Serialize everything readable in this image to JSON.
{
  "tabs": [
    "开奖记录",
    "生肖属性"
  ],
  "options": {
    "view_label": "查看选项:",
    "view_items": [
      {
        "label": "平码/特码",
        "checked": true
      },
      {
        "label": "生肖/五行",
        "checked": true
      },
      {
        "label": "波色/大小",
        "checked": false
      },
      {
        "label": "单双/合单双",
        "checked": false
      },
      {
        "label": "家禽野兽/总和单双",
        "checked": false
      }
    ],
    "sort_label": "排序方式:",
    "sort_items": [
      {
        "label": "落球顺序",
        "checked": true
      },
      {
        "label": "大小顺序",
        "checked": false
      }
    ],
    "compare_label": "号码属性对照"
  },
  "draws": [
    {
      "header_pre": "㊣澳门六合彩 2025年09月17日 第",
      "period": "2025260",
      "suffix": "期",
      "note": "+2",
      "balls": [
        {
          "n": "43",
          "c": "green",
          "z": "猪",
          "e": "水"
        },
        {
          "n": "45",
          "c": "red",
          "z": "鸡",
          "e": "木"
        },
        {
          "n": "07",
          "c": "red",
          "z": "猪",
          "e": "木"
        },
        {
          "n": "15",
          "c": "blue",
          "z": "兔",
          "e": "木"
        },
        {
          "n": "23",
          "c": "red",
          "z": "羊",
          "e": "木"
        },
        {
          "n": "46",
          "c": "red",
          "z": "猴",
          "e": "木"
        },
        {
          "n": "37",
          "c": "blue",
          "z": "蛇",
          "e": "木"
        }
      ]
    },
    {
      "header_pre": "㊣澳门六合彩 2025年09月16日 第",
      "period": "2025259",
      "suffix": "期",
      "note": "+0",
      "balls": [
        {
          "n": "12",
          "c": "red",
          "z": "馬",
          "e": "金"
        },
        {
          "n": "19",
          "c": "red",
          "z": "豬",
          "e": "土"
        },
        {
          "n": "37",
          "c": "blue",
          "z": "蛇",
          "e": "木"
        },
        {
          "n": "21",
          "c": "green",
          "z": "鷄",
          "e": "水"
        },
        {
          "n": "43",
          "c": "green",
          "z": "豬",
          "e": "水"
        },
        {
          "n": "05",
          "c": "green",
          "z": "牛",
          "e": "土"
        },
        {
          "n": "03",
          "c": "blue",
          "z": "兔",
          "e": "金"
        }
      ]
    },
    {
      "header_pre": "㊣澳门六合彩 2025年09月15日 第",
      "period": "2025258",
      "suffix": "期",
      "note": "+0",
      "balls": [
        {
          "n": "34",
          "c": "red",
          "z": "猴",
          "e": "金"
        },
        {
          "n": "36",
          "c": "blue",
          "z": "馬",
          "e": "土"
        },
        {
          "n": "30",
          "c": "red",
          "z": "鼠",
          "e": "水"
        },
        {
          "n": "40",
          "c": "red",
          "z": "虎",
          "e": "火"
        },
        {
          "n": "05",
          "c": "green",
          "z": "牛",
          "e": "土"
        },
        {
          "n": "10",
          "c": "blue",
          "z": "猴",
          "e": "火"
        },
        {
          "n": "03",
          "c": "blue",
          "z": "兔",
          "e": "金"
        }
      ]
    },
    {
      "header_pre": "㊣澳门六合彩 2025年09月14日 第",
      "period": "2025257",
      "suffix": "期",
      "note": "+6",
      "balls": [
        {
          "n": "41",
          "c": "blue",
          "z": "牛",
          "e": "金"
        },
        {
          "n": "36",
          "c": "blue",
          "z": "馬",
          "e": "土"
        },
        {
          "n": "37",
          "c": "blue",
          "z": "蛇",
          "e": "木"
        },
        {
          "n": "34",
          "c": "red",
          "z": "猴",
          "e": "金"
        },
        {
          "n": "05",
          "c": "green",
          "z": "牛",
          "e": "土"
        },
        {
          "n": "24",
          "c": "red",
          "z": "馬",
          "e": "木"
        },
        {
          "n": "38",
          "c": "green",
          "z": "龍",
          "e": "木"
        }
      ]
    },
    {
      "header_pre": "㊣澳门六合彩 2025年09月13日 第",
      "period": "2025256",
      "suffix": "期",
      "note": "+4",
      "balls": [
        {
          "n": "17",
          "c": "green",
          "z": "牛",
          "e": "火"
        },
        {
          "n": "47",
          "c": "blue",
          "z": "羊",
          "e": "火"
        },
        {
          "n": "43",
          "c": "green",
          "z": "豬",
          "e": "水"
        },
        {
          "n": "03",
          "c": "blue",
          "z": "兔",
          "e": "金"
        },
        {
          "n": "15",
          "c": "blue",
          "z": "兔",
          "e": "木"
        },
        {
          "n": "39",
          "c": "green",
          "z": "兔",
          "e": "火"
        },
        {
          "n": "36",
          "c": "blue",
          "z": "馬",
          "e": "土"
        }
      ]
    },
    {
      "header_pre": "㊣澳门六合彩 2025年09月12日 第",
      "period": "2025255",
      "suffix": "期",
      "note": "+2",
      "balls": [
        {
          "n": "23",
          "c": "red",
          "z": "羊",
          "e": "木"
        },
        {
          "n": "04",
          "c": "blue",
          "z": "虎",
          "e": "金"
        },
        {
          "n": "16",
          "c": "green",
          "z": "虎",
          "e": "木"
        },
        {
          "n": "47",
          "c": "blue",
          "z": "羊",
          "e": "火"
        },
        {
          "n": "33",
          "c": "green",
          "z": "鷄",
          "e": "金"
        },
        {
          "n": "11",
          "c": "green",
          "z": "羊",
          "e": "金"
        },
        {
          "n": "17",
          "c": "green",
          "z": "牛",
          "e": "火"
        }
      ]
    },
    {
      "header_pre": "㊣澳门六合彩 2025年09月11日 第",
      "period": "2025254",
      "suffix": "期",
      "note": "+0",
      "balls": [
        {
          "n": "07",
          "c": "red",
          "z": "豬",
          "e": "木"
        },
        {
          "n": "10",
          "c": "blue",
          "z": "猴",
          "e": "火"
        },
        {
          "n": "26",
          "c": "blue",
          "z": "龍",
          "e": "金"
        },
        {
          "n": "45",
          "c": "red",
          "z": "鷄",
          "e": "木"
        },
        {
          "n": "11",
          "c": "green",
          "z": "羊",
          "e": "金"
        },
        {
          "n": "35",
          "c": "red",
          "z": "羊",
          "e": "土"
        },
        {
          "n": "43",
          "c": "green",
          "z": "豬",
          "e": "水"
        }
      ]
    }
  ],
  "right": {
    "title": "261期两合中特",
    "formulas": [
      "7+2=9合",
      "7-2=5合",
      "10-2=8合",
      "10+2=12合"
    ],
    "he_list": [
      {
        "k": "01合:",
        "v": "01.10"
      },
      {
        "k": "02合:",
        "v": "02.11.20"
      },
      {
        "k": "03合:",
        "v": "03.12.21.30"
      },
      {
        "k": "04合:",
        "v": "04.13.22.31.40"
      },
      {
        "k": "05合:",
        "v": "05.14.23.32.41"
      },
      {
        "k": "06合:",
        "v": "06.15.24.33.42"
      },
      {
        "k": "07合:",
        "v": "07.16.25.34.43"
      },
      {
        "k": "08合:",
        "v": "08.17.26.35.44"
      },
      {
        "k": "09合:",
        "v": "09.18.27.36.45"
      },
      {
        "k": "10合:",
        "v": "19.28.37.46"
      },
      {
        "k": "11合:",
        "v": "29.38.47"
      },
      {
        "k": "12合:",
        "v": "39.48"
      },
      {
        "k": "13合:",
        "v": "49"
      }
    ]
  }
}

===============

• Task details:
Write out the material from the first line to the last, exactly.

• Expected answer:
Serialize everything readable in this image to JSON.
{
  "tabs": [
    "开奖记录",
    "生肖属性"
  ],
  "options": {
    "view_label": "查看选项:",
    "view_items": [
      {
        "label": "平码/特码",
        "checked": true
      },
      {
        "label": "生肖/五行",
        "checked": true
      },
      {
        "label": "波色/大小",
        "checked": false
      },
      {
        "label": "单双/合单双",
        "checked": false
      },
      {
        "label": "家禽野兽/总和单双",
        "checked": false
      }
    ],
    "sort_label": "排序方式:",
    "sort_items": [
      {
        "label": "落球顺序",
        "checked": true
      },
      {
        "label": "大小顺序",
        "checked": false
      }
    ],
    "compare_label": "号码属性对照"
  },
  "draws": [
    {
      "header_pre": "㊣澳门六合彩 2025年09月17日 第",
      "period": "2025260",
      "suffix": "期",
      "note": "+2",
      "balls": [
        {
          "n": "43",
          "c": "green",
          "z": "猪",
          "e": "水"
        },
        {
          "n": "45",
          "c": "red",
          "z": "鸡",
          "e": "木"
        },
        {
          "n": "07",
          "c": "red",
          "z": "猪",
          "e": "木"
        },
        {
          "n": "15",
          "c": "blue",
          "z": "兔",
          "e": "木"
        },
        {
          "n": "23",
          "c": "red",
          "z": "羊",
          "e": "木"
        },
        {
          "n": "46",
          "c": "red",
          "z": "猴",
          "e": "木"
        },
        {
          "n": "37",
          "c": "blue",
          "z": "蛇",
          "e": "木"
        }
      ]
    },
    {
      "header_pre": "㊣澳门六合彩 2025年09月16日 第",
      "period": "2025259",
      "suffix": "期",
      "note": "+0",
      "balls": [
        {
          "n": "12",
          "c": "red",
          "z": "馬",
          "e": "金"
        },
        {
          "n": "19",
          "c": "red",
          "z": "豬",
          "e": "土"
        },
        {
          "n": "37",
          "c": "blue",
          "z": "蛇",
          "e": "木"
        },
        {
          "n": "21",
          "c": "green",
          "z": "鷄",
          "e": "水"
        },
        {
          "n": "43",
          "c": "green",
          "z": "豬",
          "e": "水"
        },
        {
          "n": "05",
          "c": "green",
          "z": "牛",
          "e": "土"
        },
        {
          "n": "03",
          "c": "blue",
          "z": "兔",
          "e": "金"
        }
      ]
    },
    {
      "header_pre": "㊣澳门六合彩 2025年09月15日 第",
      "period": "2025258",
      "suffix": "期",
      "note": "+0",
      "balls": [
        {
          "n": "34",
          "c": "red",
          "z": "猴",
          "e": "金"
        },
        {
          "n": "36",
          "c": "blue",
          "z": "馬",
          "e": "土"
        },
        {
          "n": "30",
          "c": "red",
          "z": "鼠",
          "e": "水"
        },
        {
          "n": "40",
          "c": "red",
          "z": "虎",
          "e": "火"
        },
        {
          "n": "05",
          "c": "green",
          "z": "牛",
          "e": "土"
        },
        {
          "n": "10",
          "c": "blue",
          "z": "猴",
          "e": "火"
        },
        {
          "n": "03",
          "c": "blue",
          "z": "兔",
          "e": "金"
        }
      ]
    },
    {
      "header_pre": "㊣澳门六合彩 2025年09月14日 第",
      "period": "2025257",
      "suffix": "期",
      "note": "+6",
      "balls": [
        {
          "n": "41",
          "c": "blue",
          "z": "牛",
          "e": "金"
        },
        {
          "n": "36",
          "c": "blue",
          "z": "馬",
          "e": "土"
        },
        {
          "n": "37",
          "c": "blue",
          "z": "蛇",
          "e": "木"
        },
        {
          "n": "34",
          "c": "red",
          "z": "猴",
          "e": "金"
        },
        {
          "n": "05",
          "c": "green",
          "z": "牛",
          "e": "土"
        },
        {
          "n": "24",
          "c": "red",
          "z": "馬",
          "e": "木"
        },
        {
          "n": "38",
          "c": "green",
          "z": "龍",
          "e": "木"
        }
      ]
    },
    {
      "header_pre": "㊣澳门六合彩 2025年09月13日 第",
      "period": "2025256",
      "suffix": "期",
      "note": "+4",
      "balls": [
        {
          "n": "17",
          "c": "green",
          "z": "牛",
          "e": "火"
        },
        {
          "n": "47",
          "c": "blue",
          "z": "羊",
          "e": "火"
        },
        {
          "n": "43",
          "c": "green",
          "z": "豬",
          "e": "水"
        },
        {
          "n": "03",
          "c": "blue",
          "z": "兔",
          "e": "金"
        },
        {
          "n": "15",
          "c": "blue",
          "z": "兔",
          "e": "木"
        },
        {
          "n": "39",
          "c": "green",
          "z": "兔",
          "e": "火"
        },
        {
          "n": "36",
          "c": "blue",
          "z": "馬",
          "e": "土"
        }
      ]
    },
    {
      "header_pre": "㊣澳门六合彩 2025年09月12日 第",
      "period": "2025255",
      "suffix": "期",
      "note": "+2",
      "balls": [
        {
          "n": "23",
          "c": "red",
          "z": "羊",
          "e": "木"
        },
        {
          "n": "04",
          "c": "blue",
          "z": "虎",
          "e": "金"
        },
        {
          "n": "16",
          "c": "green",
          "z": "虎",
          "e": "木"
        },
        {
          "n": "47",
          "c": "blue",
          "z": "羊",
          "e": "火"
        },
        {
          "n": "33",
          "c": "green",
          "z": "鷄",
          "e": "金"
        },
        {
          "n": "11",
          "c": "green",
          "z": "羊",
          "e": "金"
        },
        {
          "n": "17",
          "c": "green",
          "z": "牛",
          "e": "火"
        }
      ]
    },
    {
      "header_pre": "㊣澳门六合彩 2025年09月11日 第",
      "period": "2025254",
      "suffix": "期",
      "note": "+0",
      "balls": [
        {
          "n": "07",
          "c": "red",
          "z": "豬",
          "e": "木"
        },
        {
          "n": "10",
          "c": "blue",
          "z": "猴",
          "e": "火"
        },
        {
          "n": "26",
          "c": "blue",
          "z": "龍",
          "e": "金"
        },
        {
          "n": "45",
          "c": "red",
          "z": "鷄",
          "e": "木"
        },
        {
          "n": "11",
          "c": "green",
          "z": "羊",
          "e": "金"
        },
        {
          "n": "35",
          "c": "red",
          "z": "羊",
          "e": "土"
        },
        {
          "n": "43",
          "c": "green",
          "z": "豬",
          "e": "水"
        }
      ]
    }
  ],
  "right": {
    "title": "261期两合中特",
    "formulas": [
      "7+2=9合",
      "7-2=5合",
      "10-2=8合",
      "10+2=12合"
    ],
    "he_list": [
      {
        "k": "01合:",
        "v": "01.10"
      },
      {
        "k": "02合:",
        "v": "02.11.20"
      },
      {
        "k": "03合:",
        "v": "03.12.21.30"
      },
      {
        "k": "04合:",
        "v": "04.13.22.31.40"
      },
      {
        "k": "05合:",
        "v": "05.14.23.32.41"
      },
      {
        "k": "06合:",
        "v": "06.15.24.33.42"
      },
      {
        "k": "07合:",
        "v": "07.16.25.34.43"
      },
      {
        "k": "08合:",
        "v": "08.17.26.35.44"
      },
      {
        "k": "09合:",
        "v": "09.18.27.36.45"
      },
      {
        "k": "10合:",
        "v": "19.28.37.46"
      },
      {
        "k": "11合:",
        "v": "29.38.47"
      },
      {
        "k": "12合:",
        "v": "39.48"
      },
      {
        "k": "13合:",
        "v": "49"
      }
    ]
  }
}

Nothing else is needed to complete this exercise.